> Entries provided

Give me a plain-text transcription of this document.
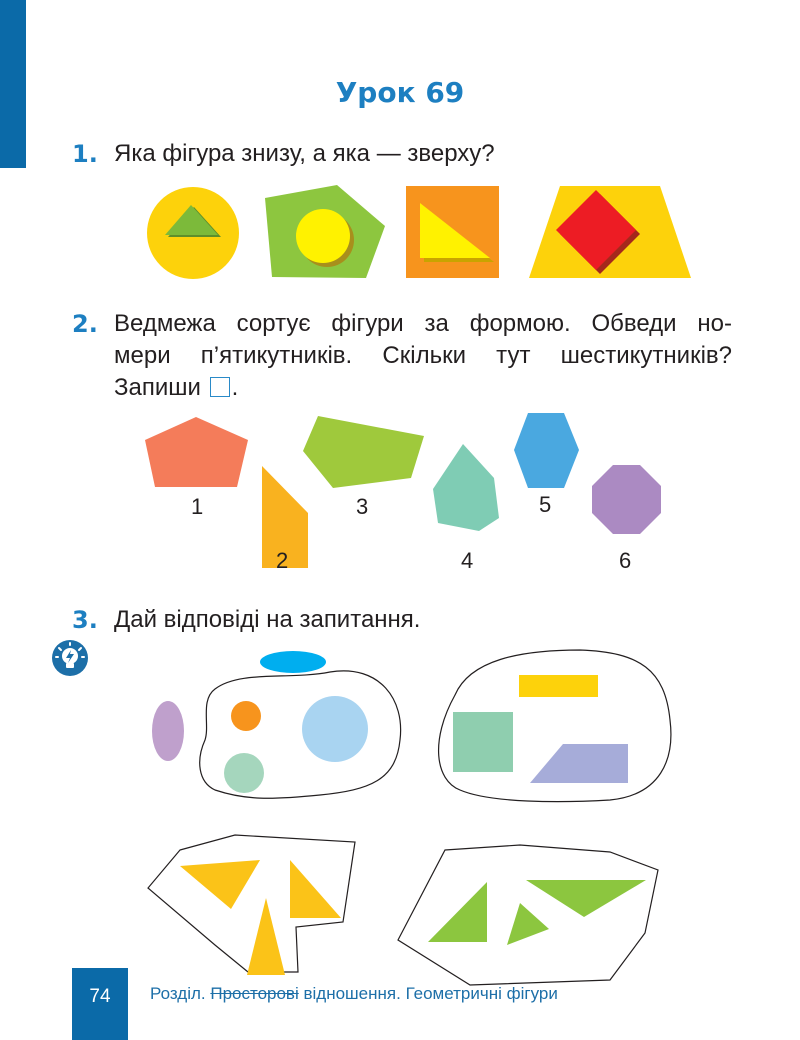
Урок 69
1. Яка фігура знизу, а яка — зверху?
2. Ведмежа сортує фігури за формою. Обведи но-
мери п’ятикутників. Скільки тут шестикутників?
Запиши .
1
2
3
4
5
6
3. Дай відповіді на запитання.
74	Розділ. Просторові відношення. Геометричні фігури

> Problem to solve
Take the listing above and restate it word for word, without its pictures.

> Finished task
Give me a plain-text transcription of this document.
Урок 69
1. Яка фігура знизу, а яка — зверху?
2. Ведмежа сортує фігури за формою. Обведи но-
мери п’ятикутників. Скільки тут шестикутників?
Запиши .
1
2
3
4
5
6
3. Дай відповіді на запитання.
74	Розділ. Просторові відношення. Геометричні фігури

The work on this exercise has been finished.